[Start of Text section]
We choose a quantum feature map that embeds data \((\textrm{x}_0, \textrm{x}_1)\) into a Bloch sphere instead of \(N=2\) qubits: \(U_{\phi (\textrm{x}_0, \textrm{x}_1)}=R_z(\textrm{x}_1)R_y(\textrm{x}_0)\). Features \(\textrm{x}_0\) and \(\textrm{x}_1\) are the latitude and the longitude of the Bloch sphere. We use two qubits (\(q_0\) and \(q_1\)) RealAmplitude40 PQC as the ansatz: \(V(\varvec{\theta })=R^{q_0}_y(\theta _2)\otimes R^{q_1}_y(\theta _3)\) \({CNOT}_{q_0\rightarrow q_1}\) \(R^{q_0}_y(\theta _0)\otimes R^{q_1}_y(\theta _1)\). In this experiment, we use ibmq_montreal, which is one of the IBM Quantum Falcon processors. “Methods” section presents the specific techniques for optimizing quantum circuits against decoherence. The simultaneous perturbation stochastic approximation (SPSA) algorithm is selected to optimize \(V(\varvec{\theta })\) due to its rapid convergence and good robustness to noise41,42. The measurements of each circuits are repeated \(R=8192\) times to estimate expectation values, which was the maximum possible option for ibmq_montreal. Due to long queue time of a cloud-based QPU, we reduce the QPU usage by applying warm-start and early-stopping techniques explained in “Methods” section.
[End of Text section]
[Start of Data block]
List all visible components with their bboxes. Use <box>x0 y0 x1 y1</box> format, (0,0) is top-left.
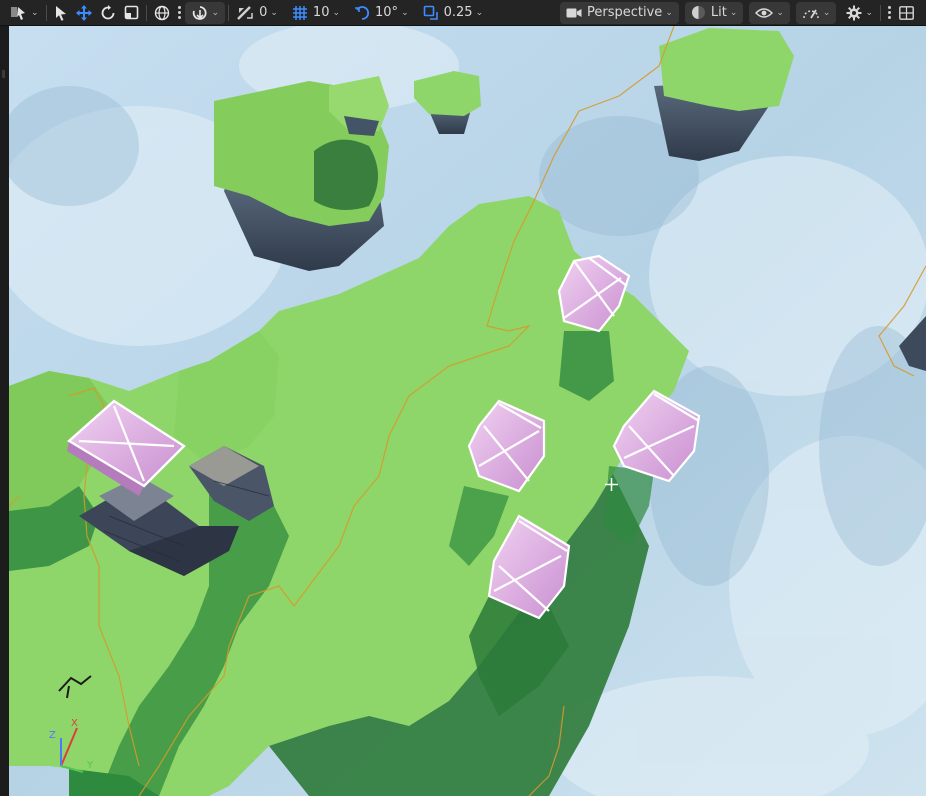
[End of Data block]
Short exercise = Carry on the text about the quantum circuit experiment on ibmq_montreal, starting right after its last sentence.

Expected answer =
Figure 3 shows the classification result. Theoretical decision function values were calculated by solving Eq. (9) with convex optimization. A noisy simulation is a classical simulation that emulates an actual QPU based on a noise parameter set estimated from a noise measurement. Although the scale of the decision values is reduced, the impact on the classification accuracy is negligible given that only the signs of decision values matter. This logic has been applies to most NISQ-applicable quantum binary classifiers. The accuracy would improve with additional error mitigation and offset calibration processes on the quantum device. Other VQASVM demonstrations with different datasets can be found as Supplementary Fig. S2 online.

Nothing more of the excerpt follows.